**Problem to solve**
Return the full listing exactly as it is written.

** Start of Input material **

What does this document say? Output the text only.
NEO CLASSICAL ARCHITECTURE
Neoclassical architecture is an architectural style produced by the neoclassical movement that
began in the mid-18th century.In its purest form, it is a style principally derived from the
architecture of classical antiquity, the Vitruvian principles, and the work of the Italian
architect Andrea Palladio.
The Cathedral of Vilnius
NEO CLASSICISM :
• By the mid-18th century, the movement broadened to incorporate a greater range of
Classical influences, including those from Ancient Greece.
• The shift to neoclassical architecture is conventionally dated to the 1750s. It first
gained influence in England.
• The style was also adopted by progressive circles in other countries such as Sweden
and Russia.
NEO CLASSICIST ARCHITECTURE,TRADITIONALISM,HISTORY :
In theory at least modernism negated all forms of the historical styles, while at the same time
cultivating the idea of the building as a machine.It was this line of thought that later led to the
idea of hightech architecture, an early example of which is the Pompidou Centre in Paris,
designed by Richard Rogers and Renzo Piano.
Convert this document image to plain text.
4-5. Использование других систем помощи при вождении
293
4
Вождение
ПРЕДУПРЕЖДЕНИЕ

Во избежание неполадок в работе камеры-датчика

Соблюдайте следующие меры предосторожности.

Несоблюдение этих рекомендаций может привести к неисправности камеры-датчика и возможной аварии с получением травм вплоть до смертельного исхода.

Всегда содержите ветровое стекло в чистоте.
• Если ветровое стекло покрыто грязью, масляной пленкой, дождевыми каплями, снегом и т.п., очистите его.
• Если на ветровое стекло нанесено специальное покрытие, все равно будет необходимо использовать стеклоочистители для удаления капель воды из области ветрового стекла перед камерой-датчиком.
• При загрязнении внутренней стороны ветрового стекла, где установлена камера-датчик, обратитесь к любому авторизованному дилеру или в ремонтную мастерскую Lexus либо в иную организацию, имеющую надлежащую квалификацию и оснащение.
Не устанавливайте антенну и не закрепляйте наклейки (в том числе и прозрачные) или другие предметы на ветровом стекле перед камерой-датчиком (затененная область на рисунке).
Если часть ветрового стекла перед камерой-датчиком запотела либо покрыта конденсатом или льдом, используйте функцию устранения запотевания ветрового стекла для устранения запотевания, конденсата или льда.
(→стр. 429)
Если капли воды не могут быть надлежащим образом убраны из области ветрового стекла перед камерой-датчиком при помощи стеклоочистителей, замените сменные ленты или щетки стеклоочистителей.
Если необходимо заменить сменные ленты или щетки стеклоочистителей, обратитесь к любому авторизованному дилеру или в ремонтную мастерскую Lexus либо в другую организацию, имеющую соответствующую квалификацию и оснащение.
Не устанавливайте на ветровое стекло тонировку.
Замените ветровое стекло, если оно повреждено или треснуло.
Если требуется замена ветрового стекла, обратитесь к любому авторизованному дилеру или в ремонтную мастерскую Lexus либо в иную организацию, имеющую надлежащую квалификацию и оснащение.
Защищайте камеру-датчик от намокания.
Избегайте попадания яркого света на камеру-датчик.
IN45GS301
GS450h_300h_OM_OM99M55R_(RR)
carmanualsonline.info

** End of Input material **

**Expected answer**
What does this document say? Output the text only.
NEO CLASSICAL ARCHITECTURE
Neoclassical architecture is an architectural style produced by the neoclassical movement that
began in the mid-18th century.In its purest form, it is a style principally derived from the
architecture of classical antiquity, the Vitruvian principles, and the work of the Italian
architect Andrea Palladio.
The Cathedral of Vilnius
NEO CLASSICISM :
• By the mid-18th century, the movement broadened to incorporate a greater range of
Classical influences, including those from Ancient Greece.
• The shift to neoclassical architecture is conventionally dated to the 1750s. It first
gained influence in England.
• The style was also adopted by progressive circles in other countries such as Sweden
and Russia.
NEO CLASSICIST ARCHITECTURE,TRADITIONALISM,HISTORY :
In theory at least modernism negated all forms of the historical styles, while at the same time
cultivating the idea of the building as a machine.It was this line of thought that later led to the
idea of hightech architecture, an early example of which is the Pompidou Centre in Paris,
designed by Richard Rogers and Renzo Piano.
Convert this document image to plain text.
4-5. Использование других систем помощи при вождении
293
4
Вождение
ПРЕДУПРЕЖДЕНИЕ

Во избежание неполадок в работе камеры-датчика

Соблюдайте следующие меры предосторожности.

Несоблюдение этих рекомендаций может привести к неисправности камеры-датчика и возможной аварии с получением травм вплоть до смертельного исхода.

Всегда содержите ветровое стекло в чистоте.
• Если ветровое стекло покрыто грязью, масляной пленкой, дождевыми каплями, снегом и т.п., очистите его.
• Если на ветровое стекло нанесено специальное покрытие, все равно будет необходимо использовать стеклоочистители для удаления капель воды из области ветрового стекла перед камерой-датчиком.
• При загрязнении внутренней стороны ветрового стекла, где установлена камера-датчик, обратитесь к любому авторизованному дилеру или в ремонтную мастерскую Lexus либо в иную организацию, имеющую надлежащую квалификацию и оснащение.
Не устанавливайте антенну и не закрепляйте наклейки (в том числе и прозрачные) или другие предметы на ветровом стекле перед камерой-датчиком (затененная область на рисунке).
Если часть ветрового стекла перед камерой-датчиком запотела либо покрыта конденсатом или льдом, используйте функцию устранения запотевания ветрового стекла для устранения запотевания, конденсата или льда.
(→стр. 429)
Если капли воды не могут быть надлежащим образом убраны из области ветрового стекла перед камерой-датчиком при помощи стеклоочистителей, замените сменные ленты или щетки стеклоочистителей.
Если необходимо заменить сменные ленты или щетки стеклоочистителей, обратитесь к любому авторизованному дилеру или в ремонтную мастерскую Lexus либо в другую организацию, имеющую соответствующую квалификацию и оснащение.
Не устанавливайте на ветровое стекло тонировку.
Замените ветровое стекло, если оно повреждено или треснуло.
Если требуется замена ветрового стекла, обратитесь к любому авторизованному дилеру или в ремонтную мастерскую Lexus либо в иную организацию, имеющую надлежащую квалификацию и оснащение.
Защищайте камеру-датчик от намокания.
Избегайте попадания яркого света на камеру-датчик.
IN45GS301
GS450h_300h_OM_OM99M55R_(RR)
carmanualsonline.info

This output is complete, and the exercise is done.